◆ Given instruction ◆
Reproduce the lines of the records between the line containing "client-info: Bertha Patton" and the line containing "checked-in-message: You're Checked", inclusive.

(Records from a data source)
——————
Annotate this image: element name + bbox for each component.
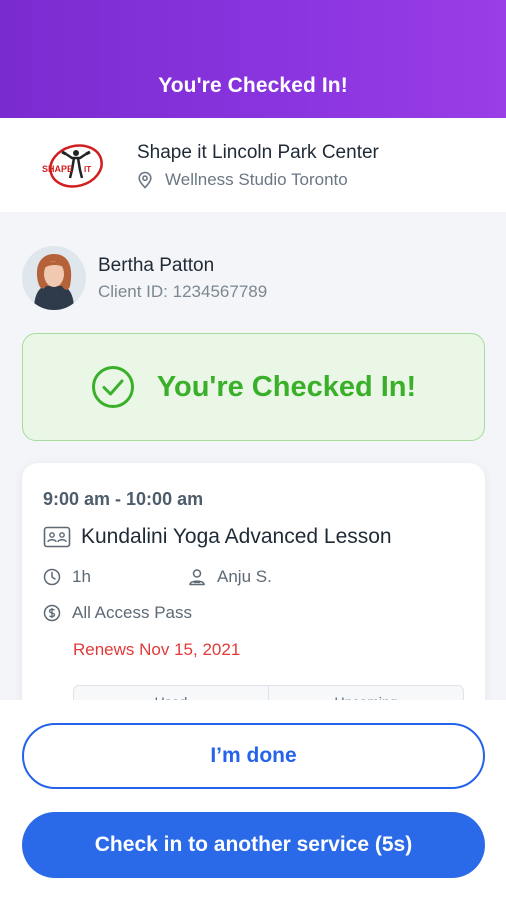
client-info: Bertha Patton Client ID: 1234567789 [22, 246, 267, 310]
user-icon [189, 569, 205, 586]
booking-time: 9:00 am - 10:00 am [43, 489, 204, 509]
duration: 1h [72, 567, 91, 586]
lesson-name: Kundalini Yoga Advanced Lesson [81, 525, 392, 548]
clock-icon [43, 568, 61, 586]
instructor: Anju S. [217, 567, 272, 586]
header-bar: You're Checked In! [0, 0, 506, 118]
checked-in-message: You're Checked In! [156, 370, 417, 403]
done-button[interactable]: I’m done [22, 723, 485, 789]
studio-info: SHAPE IT Shape it Lincoln Park Center We… [0, 118, 506, 212]
pass-row: All Access Pass [43, 603, 192, 623]
page-title: You're Checked In! [158, 74, 348, 97]
renewal-date: Renews Nov 15, 2021 [73, 640, 241, 659]
check-in-another-button[interactable]: Check in to another service (5s) [22, 812, 485, 878]
class-group-icon [43, 526, 71, 548]
avatar [22, 246, 86, 310]
dollar-circle-icon [43, 604, 61, 622]
svg-text:SHAPE: SHAPE [42, 164, 73, 174]
pass-name: All Access Pass [72, 603, 192, 622]
check-circle-icon [91, 366, 134, 408]
instructor-row: Anju S. [188, 567, 272, 587]
shape-it-logo: SHAPE IT [42, 144, 103, 188]
client-name: Bertha Patton [98, 254, 215, 276]
studio-name: Shape it Lincoln Park Center [137, 142, 379, 163]
svg-text:IT: IT [84, 165, 91, 174]
studio-location: Wellness Studio Toronto [137, 170, 348, 190]
action-panel: I’m done Check in to another service (5s… [0, 700, 506, 900]
map-pin-icon [138, 171, 152, 189]
duration-row: 1h [43, 567, 91, 587]
studio-location-text: Wellness Studio Toronto [165, 170, 348, 189]
checked-in-banner: You're Checked In! [22, 333, 485, 441]
client-id: Client ID: 1234567789 [98, 281, 268, 301]
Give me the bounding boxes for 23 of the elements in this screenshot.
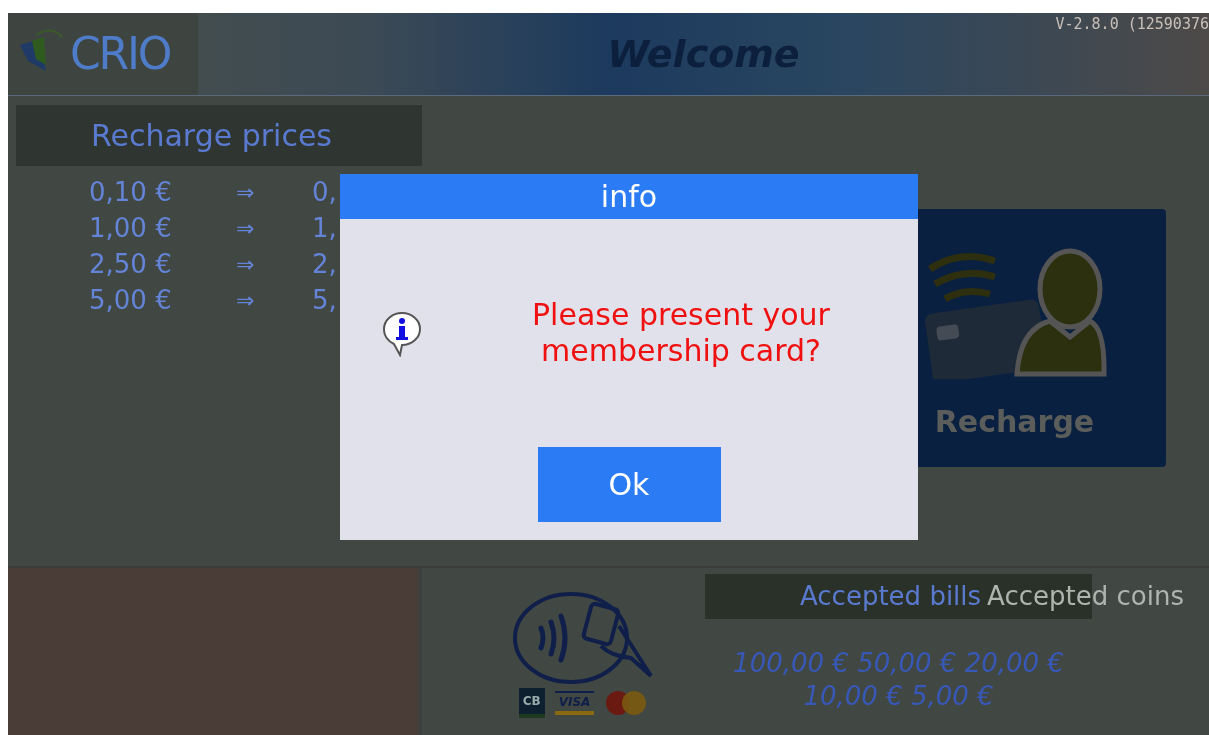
version-text: V-2.8.0 (12590376: [1055, 14, 1209, 35]
dialog-title-bar: info: [340, 174, 918, 219]
price-amount: 5,00 €: [89, 283, 173, 317]
arrow-text: ⇒: [236, 214, 256, 243]
arrow-text: ⇒: [236, 250, 256, 279]
bills-title: Accepted bills: [800, 580, 982, 613]
dialog-message: Please present your membership card?: [531, 297, 831, 369]
arrow-text: ⇒: [236, 178, 256, 207]
coins-title: Accepted coins: [987, 580, 1184, 613]
credit-amount: 1,: [312, 211, 337, 245]
credit-amount: 2,: [312, 247, 337, 281]
logo-text: CRIO: [70, 32, 171, 76]
credit-amount: 5,: [312, 283, 337, 317]
mastercard-logo-icon: [604, 689, 649, 716]
cb-logo: CB: [518, 687, 545, 718]
credit-amount: 0,: [312, 175, 337, 209]
price-amount: 0,10 €: [89, 175, 173, 209]
prices-header: Recharge prices: [16, 105, 422, 166]
ok-button[interactable]: Ok: [537, 447, 721, 522]
arrow-text: ⇒: [236, 286, 256, 315]
price-amount: 2,50 €: [89, 247, 173, 281]
price-amount: 1,00 €: [89, 211, 173, 245]
bills-list: 100,00 € 50,00 € 20,00 € 10,00 € 5,00 €: [708, 647, 1089, 713]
——————
◆ Task answer ◆
client-info: Bertha Patton Client ID: 1234567789 [22, 246, 267, 310]
user-icon [189, 569, 205, 586]
booking-time: 9:00 am - 10:00 am [43, 489, 204, 509]
duration: 1h [72, 567, 91, 586]
lesson-name: Kundalini Yoga Advanced Lesson [81, 525, 392, 548]
clock-icon [43, 568, 61, 586]
instructor: Anju S. [217, 567, 272, 586]
header-bar: You're Checked In! [0, 0, 506, 118]
checked-in-message: You're Checked In! [156, 370, 417, 403]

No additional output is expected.